■ Request
From the entries that follow, extract each line holding the string "drawing".

——

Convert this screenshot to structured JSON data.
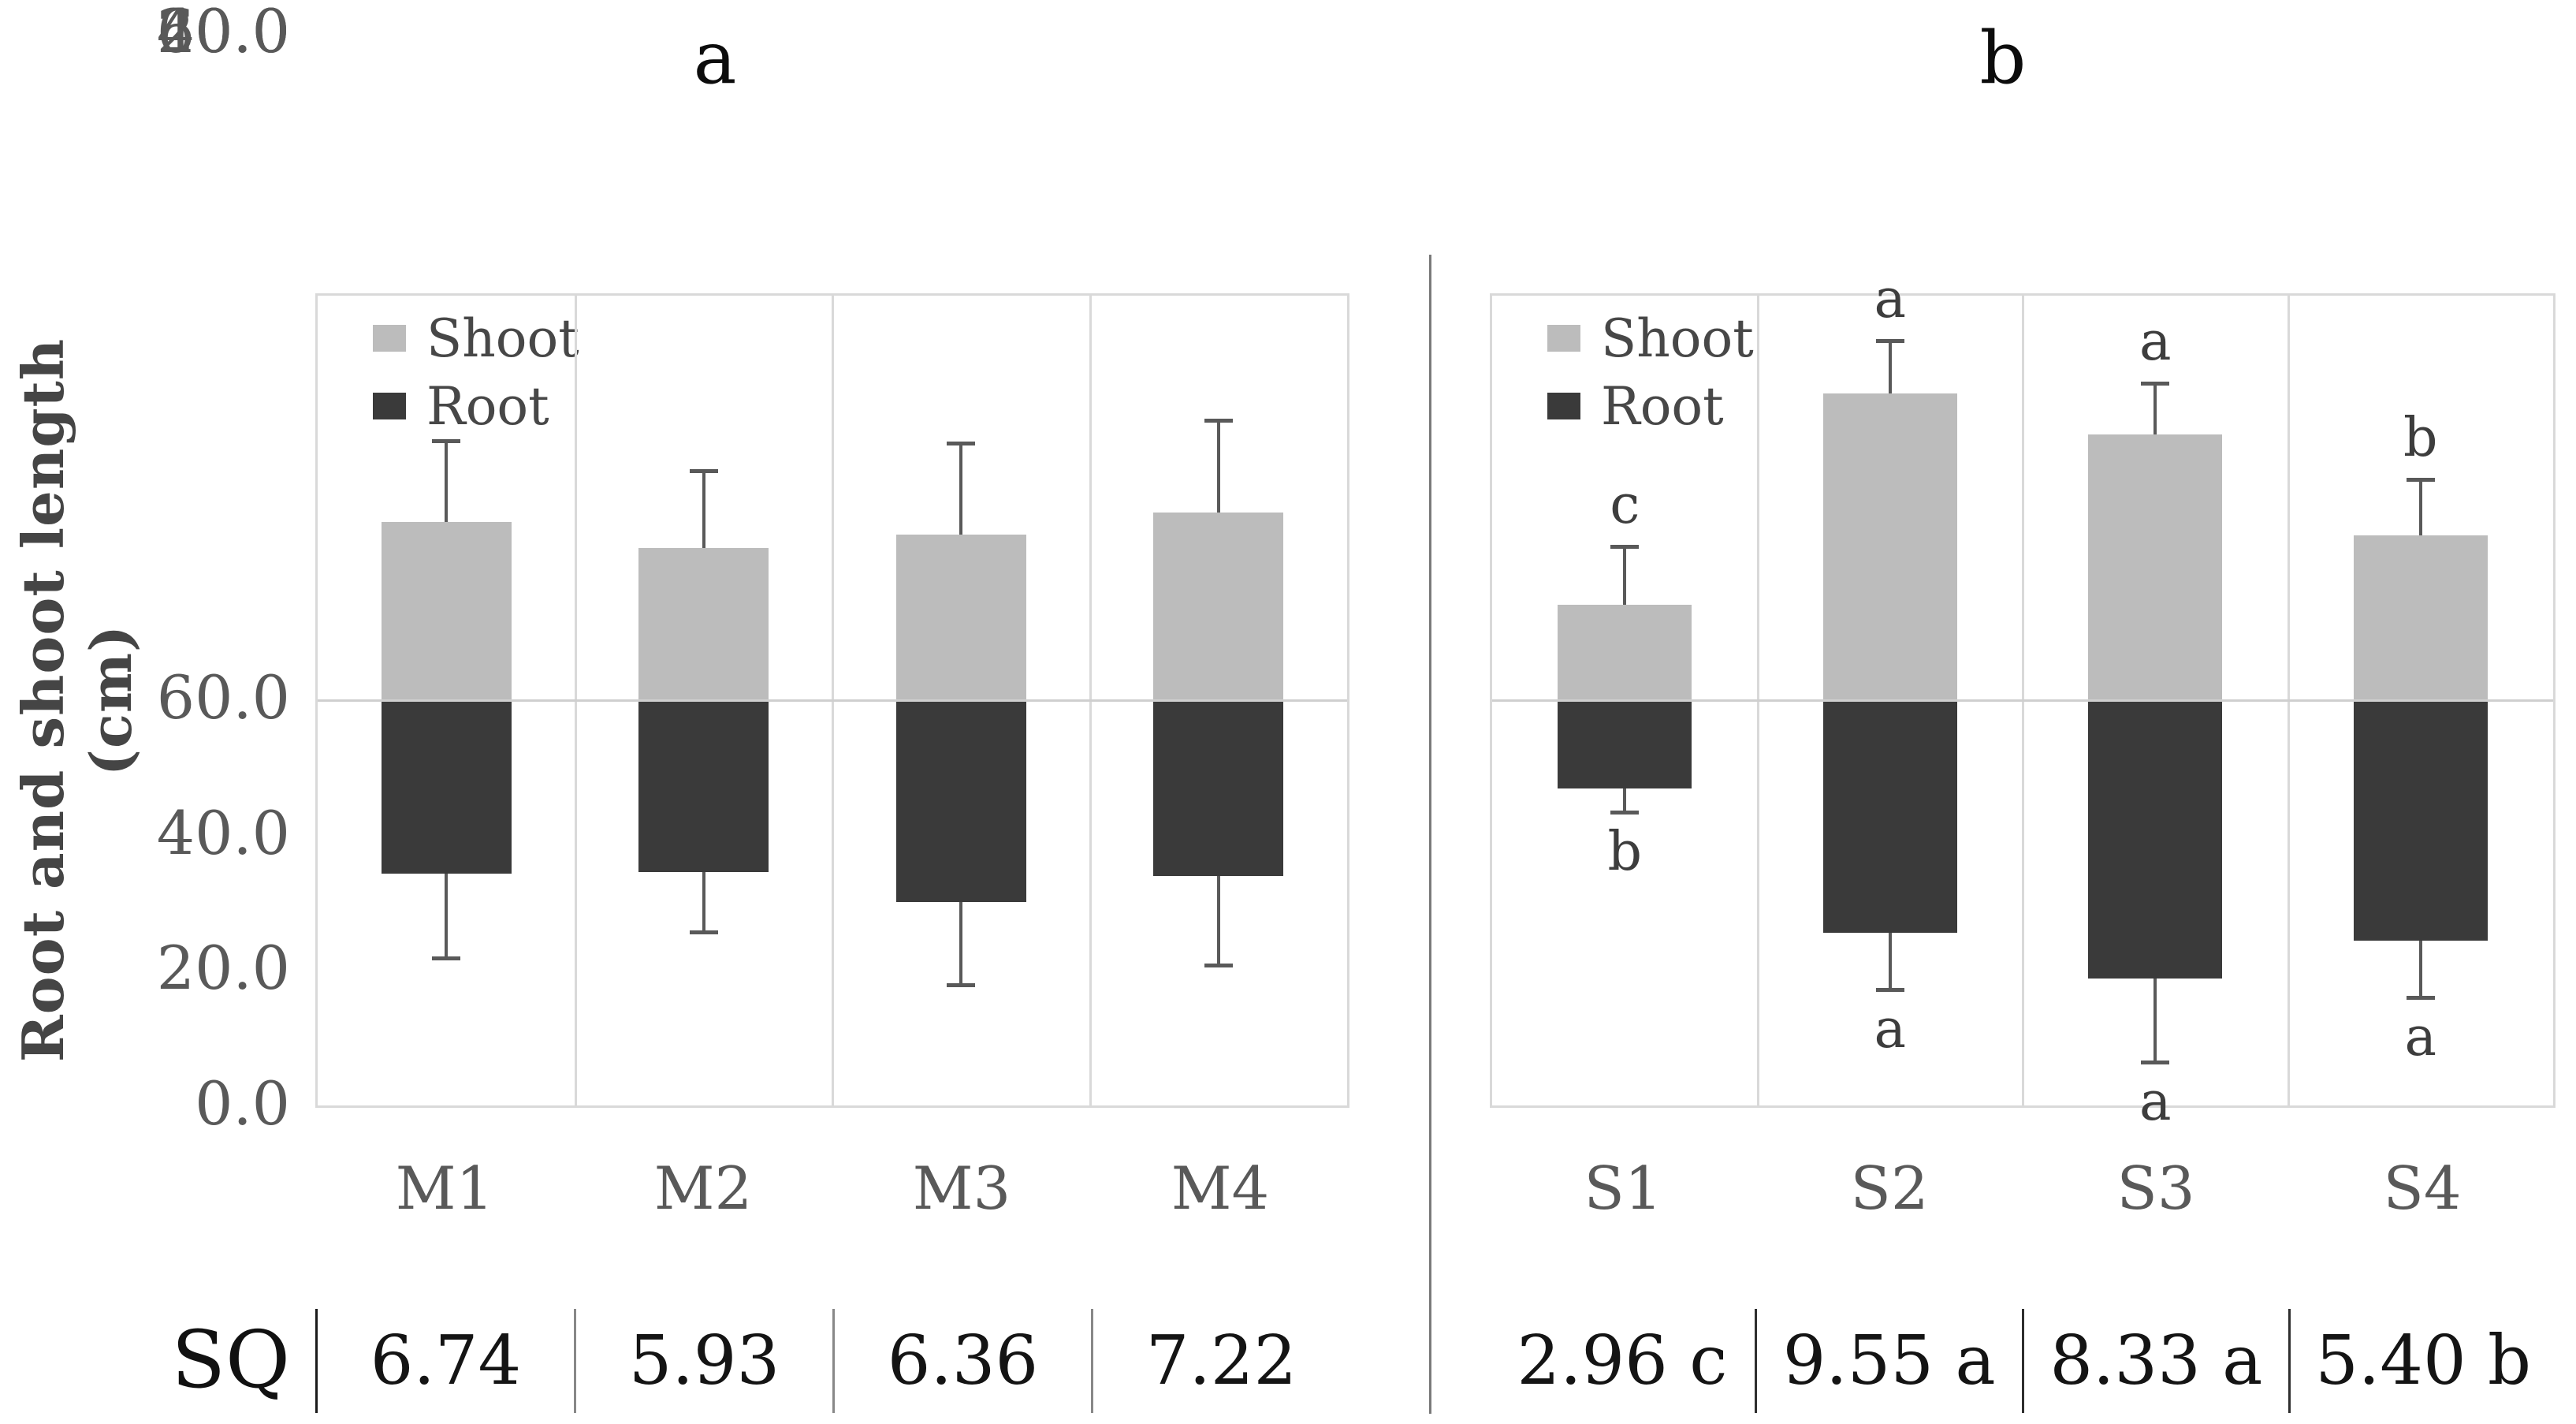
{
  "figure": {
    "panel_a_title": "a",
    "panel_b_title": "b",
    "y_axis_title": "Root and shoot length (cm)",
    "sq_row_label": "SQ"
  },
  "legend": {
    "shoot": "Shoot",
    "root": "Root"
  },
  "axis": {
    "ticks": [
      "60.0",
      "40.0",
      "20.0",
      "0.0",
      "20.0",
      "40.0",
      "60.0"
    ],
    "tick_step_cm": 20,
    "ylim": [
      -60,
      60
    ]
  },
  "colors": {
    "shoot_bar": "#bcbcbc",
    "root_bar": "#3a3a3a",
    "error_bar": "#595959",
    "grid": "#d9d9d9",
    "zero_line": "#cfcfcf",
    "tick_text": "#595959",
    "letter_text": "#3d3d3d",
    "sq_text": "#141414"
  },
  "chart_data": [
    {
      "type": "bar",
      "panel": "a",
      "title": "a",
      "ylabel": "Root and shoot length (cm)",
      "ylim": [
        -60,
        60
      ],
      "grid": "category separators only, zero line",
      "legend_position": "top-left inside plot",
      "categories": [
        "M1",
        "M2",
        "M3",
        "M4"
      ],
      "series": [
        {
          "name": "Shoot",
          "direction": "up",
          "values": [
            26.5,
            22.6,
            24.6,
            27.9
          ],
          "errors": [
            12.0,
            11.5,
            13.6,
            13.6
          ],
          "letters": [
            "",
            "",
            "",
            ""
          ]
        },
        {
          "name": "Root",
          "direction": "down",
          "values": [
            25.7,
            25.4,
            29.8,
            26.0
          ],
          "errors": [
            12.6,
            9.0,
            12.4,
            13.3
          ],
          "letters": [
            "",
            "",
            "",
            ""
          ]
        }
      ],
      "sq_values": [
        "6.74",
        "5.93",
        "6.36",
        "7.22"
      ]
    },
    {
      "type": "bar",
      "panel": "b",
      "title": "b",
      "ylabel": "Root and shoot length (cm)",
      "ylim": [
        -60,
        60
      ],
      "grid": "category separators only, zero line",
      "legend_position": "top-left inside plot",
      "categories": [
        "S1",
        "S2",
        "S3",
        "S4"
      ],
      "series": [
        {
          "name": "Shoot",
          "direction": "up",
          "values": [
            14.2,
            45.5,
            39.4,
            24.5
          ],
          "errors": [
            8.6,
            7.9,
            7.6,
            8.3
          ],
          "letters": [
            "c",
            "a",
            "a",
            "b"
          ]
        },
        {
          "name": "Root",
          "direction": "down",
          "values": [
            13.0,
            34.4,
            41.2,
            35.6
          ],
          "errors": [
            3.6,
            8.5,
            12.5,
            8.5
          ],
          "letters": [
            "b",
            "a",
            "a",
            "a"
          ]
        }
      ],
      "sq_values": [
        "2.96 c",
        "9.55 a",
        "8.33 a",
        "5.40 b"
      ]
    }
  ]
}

——

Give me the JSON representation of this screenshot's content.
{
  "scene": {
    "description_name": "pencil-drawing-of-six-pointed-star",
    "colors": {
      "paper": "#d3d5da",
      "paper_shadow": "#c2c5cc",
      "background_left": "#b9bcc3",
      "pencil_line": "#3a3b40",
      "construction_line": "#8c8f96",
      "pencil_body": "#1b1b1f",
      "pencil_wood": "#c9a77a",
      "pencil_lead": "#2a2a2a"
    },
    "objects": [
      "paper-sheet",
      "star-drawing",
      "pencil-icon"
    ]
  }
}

——

■ Answer to this problem
    "description_name": "pencil-drawing-of-six-pointed-star",
      "star-drawing",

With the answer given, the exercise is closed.